Data entries for graphics:

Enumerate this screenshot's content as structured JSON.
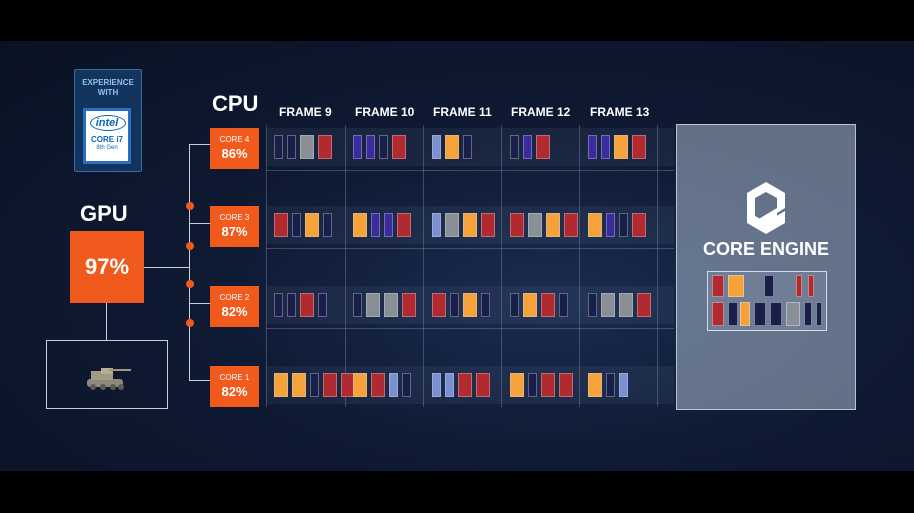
{
  "badge": {
    "line1": "EXPERIENCE",
    "line2": "WITH",
    "brand": "intel",
    "product": "CORE i7",
    "gen": "8th Gen"
  },
  "gpu": {
    "title": "GPU",
    "percent": "97%"
  },
  "cpu": {
    "title": "CPU",
    "cores": [
      {
        "label": "CORE 4",
        "percent": "86%"
      },
      {
        "label": "CORE 3",
        "percent": "87%"
      },
      {
        "label": "CORE 2",
        "percent": "82%"
      },
      {
        "label": "CORE 1",
        "percent": "82%"
      }
    ]
  },
  "frames": [
    "FRAME 9",
    "FRAME 10",
    "FRAME 11",
    "FRAME 12",
    "FRAME 13"
  ],
  "engine": {
    "title": "CORE ENGINE"
  },
  "colors": {
    "orange": "#f05a1c",
    "red": "#b02a30",
    "amber": "#f5a23a",
    "navy": "#1a1f4a",
    "purple": "#3b2b9c",
    "blue": "#7a90d0",
    "gray": "#8a8f95"
  },
  "icons": {
    "gpu_preview": "tank-icon",
    "engine_logo": "core-engine-logo-icon"
  }
}
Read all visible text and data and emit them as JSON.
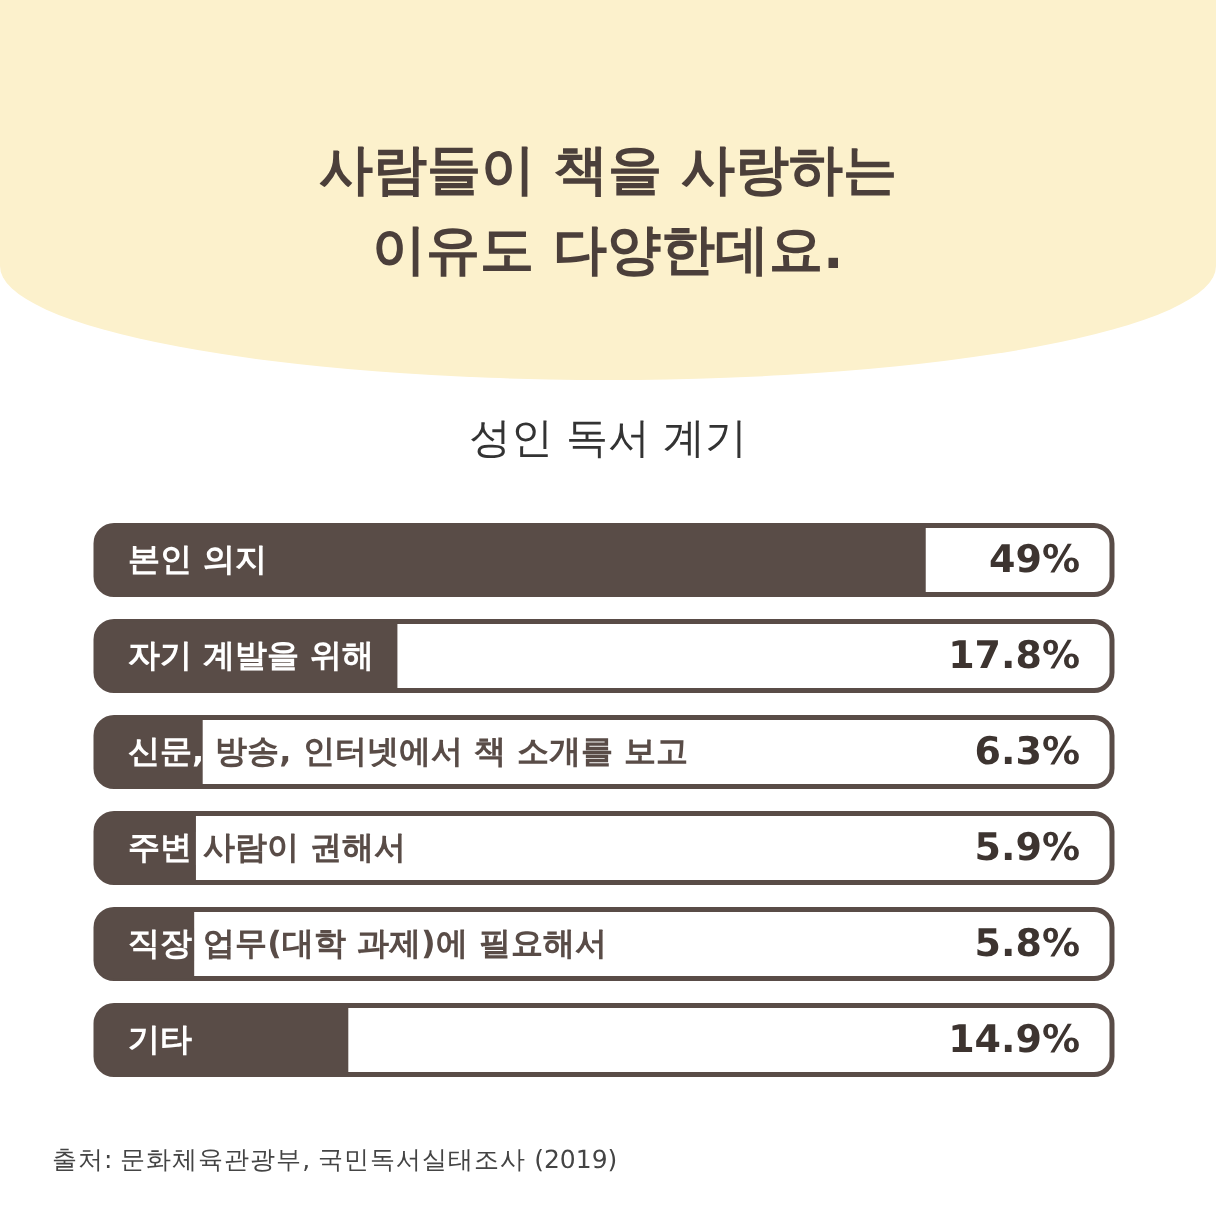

§ GIVEN PROBLEM
In the lines above, find each one with "label" and list it.

§ OUTPUT BELOW
        "label": "CORE 4",
        "label": "CORE 3",
        "label": "CORE 2",
        "label": "CORE 1",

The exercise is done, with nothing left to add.